DATA EXTRACT –

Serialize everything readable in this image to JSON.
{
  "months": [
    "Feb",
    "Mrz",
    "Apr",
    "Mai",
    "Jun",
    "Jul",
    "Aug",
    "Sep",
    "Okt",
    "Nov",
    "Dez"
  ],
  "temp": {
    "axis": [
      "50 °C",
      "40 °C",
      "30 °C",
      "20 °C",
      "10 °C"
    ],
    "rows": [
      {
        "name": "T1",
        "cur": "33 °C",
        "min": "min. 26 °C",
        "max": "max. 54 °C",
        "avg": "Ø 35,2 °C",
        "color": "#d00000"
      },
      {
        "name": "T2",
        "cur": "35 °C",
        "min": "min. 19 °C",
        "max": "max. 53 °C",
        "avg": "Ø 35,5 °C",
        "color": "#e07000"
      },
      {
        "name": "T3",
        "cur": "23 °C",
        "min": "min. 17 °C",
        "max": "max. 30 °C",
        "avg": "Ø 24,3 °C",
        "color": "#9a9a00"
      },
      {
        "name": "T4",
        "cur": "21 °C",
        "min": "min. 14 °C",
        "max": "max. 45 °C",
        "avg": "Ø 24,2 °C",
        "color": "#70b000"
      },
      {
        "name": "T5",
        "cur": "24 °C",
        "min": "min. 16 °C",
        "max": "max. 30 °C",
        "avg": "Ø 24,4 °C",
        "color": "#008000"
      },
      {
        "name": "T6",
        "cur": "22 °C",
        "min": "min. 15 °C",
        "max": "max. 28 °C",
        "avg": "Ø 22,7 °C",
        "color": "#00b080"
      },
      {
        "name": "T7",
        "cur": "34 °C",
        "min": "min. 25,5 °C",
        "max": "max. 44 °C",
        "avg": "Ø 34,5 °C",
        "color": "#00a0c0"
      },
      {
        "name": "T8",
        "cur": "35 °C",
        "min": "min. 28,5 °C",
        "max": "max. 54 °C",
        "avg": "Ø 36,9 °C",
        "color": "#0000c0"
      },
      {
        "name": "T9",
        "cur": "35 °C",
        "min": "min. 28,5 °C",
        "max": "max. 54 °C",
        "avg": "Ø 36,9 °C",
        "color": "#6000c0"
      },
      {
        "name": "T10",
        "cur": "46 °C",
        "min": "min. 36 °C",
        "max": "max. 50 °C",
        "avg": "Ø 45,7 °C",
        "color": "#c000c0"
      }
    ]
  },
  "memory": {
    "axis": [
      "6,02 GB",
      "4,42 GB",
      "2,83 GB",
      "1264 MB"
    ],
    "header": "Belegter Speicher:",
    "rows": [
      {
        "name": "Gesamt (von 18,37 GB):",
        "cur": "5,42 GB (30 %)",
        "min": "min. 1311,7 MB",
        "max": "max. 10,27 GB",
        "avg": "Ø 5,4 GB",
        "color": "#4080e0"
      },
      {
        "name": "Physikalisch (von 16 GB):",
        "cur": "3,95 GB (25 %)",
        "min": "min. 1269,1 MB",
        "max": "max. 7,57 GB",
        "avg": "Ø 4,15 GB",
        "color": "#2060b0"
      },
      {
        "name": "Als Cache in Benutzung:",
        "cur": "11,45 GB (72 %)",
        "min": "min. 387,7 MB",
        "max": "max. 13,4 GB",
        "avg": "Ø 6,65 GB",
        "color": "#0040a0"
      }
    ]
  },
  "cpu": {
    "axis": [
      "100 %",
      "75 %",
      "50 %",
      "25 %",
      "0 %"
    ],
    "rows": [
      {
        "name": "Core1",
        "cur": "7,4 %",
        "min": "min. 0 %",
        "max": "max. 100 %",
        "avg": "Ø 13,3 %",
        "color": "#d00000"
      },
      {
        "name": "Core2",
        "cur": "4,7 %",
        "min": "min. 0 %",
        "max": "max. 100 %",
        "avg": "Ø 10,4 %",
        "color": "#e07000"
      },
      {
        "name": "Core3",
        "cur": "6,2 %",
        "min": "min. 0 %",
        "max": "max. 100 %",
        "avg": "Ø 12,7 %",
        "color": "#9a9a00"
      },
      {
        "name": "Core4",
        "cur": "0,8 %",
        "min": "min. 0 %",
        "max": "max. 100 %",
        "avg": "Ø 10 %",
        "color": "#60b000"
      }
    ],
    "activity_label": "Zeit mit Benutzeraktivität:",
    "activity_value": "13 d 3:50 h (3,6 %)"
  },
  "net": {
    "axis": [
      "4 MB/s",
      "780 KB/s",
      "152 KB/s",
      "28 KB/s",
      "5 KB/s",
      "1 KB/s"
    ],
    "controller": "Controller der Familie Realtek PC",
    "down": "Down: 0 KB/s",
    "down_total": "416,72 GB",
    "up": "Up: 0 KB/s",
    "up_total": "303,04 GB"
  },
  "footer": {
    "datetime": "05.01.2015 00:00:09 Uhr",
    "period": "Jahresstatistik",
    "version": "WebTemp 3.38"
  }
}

SHORT TASK – Type out the whole listing above again, exactly as it stands.

EXERCISE ANSWER –
Serialize everything readable in this image to JSON.
{
  "months": [
    "Feb",
    "Mrz",
    "Apr",
    "Mai",
    "Jun",
    "Jul",
    "Aug",
    "Sep",
    "Okt",
    "Nov",
    "Dez"
  ],
  "temp": {
    "axis": [
      "50 °C",
      "40 °C",
      "30 °C",
      "20 °C",
      "10 °C"
    ],
    "rows": [
      {
        "name": "T1",
        "cur": "33 °C",
        "min": "min. 26 °C",
        "max": "max. 54 °C",
        "avg": "Ø 35,2 °C",
        "color": "#d00000"
      },
      {
        "name": "T2",
        "cur": "35 °C",
        "min": "min. 19 °C",
        "max": "max. 53 °C",
        "avg": "Ø 35,5 °C",
        "color": "#e07000"
      },
      {
        "name": "T3",
        "cur": "23 °C",
        "min": "min. 17 °C",
        "max": "max. 30 °C",
        "avg": "Ø 24,3 °C",
        "color": "#9a9a00"
      },
      {
        "name": "T4",
        "cur": "21 °C",
        "min": "min. 14 °C",
        "max": "max. 45 °C",
        "avg": "Ø 24,2 °C",
        "color": "#70b000"
      },
      {
        "name": "T5",
        "cur": "24 °C",
        "min": "min. 16 °C",
        "max": "max. 30 °C",
        "avg": "Ø 24,4 °C",
        "color": "#008000"
      },
      {
        "name": "T6",
        "cur": "22 °C",
        "min": "min. 15 °C",
        "max": "max. 28 °C",
        "avg": "Ø 22,7 °C",
        "color": "#00b080"
      },
      {
        "name": "T7",
        "cur": "34 °C",
        "min": "min. 25,5 °C",
        "max": "max. 44 °C",
        "avg": "Ø 34,5 °C",
        "color": "#00a0c0"
      },
      {
        "name": "T8",
        "cur": "35 °C",
        "min": "min. 28,5 °C",
        "max": "max. 54 °C",
        "avg": "Ø 36,9 °C",
        "color": "#0000c0"
      },
      {
        "name": "T9",
        "cur": "35 °C",
        "min": "min. 28,5 °C",
        "max": "max. 54 °C",
        "avg": "Ø 36,9 °C",
        "color": "#6000c0"
      },
      {
        "name": "T10",
        "cur": "46 °C",
        "min": "min. 36 °C",
        "max": "max. 50 °C",
        "avg": "Ø 45,7 °C",
        "color": "#c000c0"
      }
    ]
  },
  "memory": {
    "axis": [
      "6,02 GB",
      "4,42 GB",
      "2,83 GB",
      "1264 MB"
    ],
    "header": "Belegter Speicher:",
    "rows": [
      {
        "name": "Gesamt (von 18,37 GB):",
        "cur": "5,42 GB (30 %)",
        "min": "min. 1311,7 MB",
        "max": "max. 10,27 GB",
        "avg": "Ø 5,4 GB",
        "color": "#4080e0"
      },
      {
        "name": "Physikalisch (von 16 GB):",
        "cur": "3,95 GB (25 %)",
        "min": "min. 1269,1 MB",
        "max": "max. 7,57 GB",
        "avg": "Ø 4,15 GB",
        "color": "#2060b0"
      },
      {
        "name": "Als Cache in Benutzung:",
        "cur": "11,45 GB (72 %)",
        "min": "min. 387,7 MB",
        "max": "max. 13,4 GB",
        "avg": "Ø 6,65 GB",
        "color": "#0040a0"
      }
    ]
  },
  "cpu": {
    "axis": [
      "100 %",
      "75 %",
      "50 %",
      "25 %",
      "0 %"
    ],
    "rows": [
      {
        "name": "Core1",
        "cur": "7,4 %",
        "min": "min. 0 %",
        "max": "max. 100 %",
        "avg": "Ø 13,3 %",
        "color": "#d00000"
      },
      {
        "name": "Core2",
        "cur": "4,7 %",
        "min": "min. 0 %",
        "max": "max. 100 %",
        "avg": "Ø 10,4 %",
        "color": "#e07000"
      },
      {
        "name": "Core3",
        "cur": "6,2 %",
        "min": "min. 0 %",
        "max": "max. 100 %",
        "avg": "Ø 12,7 %",
        "color": "#9a9a00"
      },
      {
        "name": "Core4",
        "cur": "0,8 %",
        "min": "min. 0 %",
        "max": "max. 100 %",
        "avg": "Ø 10 %",
        "color": "#60b000"
      }
    ],
    "activity_label": "Zeit mit Benutzeraktivität:",
    "activity_value": "13 d 3:50 h (3,6 %)"
  },
  "net": {
    "axis": [
      "4 MB/s",
      "780 KB/s",
      "152 KB/s",
      "28 KB/s",
      "5 KB/s",
      "1 KB/s"
    ],
    "controller": "Controller der Familie Realtek PC",
    "down": "Down: 0 KB/s",
    "down_total": "416,72 GB",
    "up": "Up: 0 KB/s",
    "up_total": "303,04 GB"
  },
  "footer": {
    "datetime": "05.01.2015 00:00:09 Uhr",
    "period": "Jahresstatistik",
    "version": "WebTemp 3.38"
  }
}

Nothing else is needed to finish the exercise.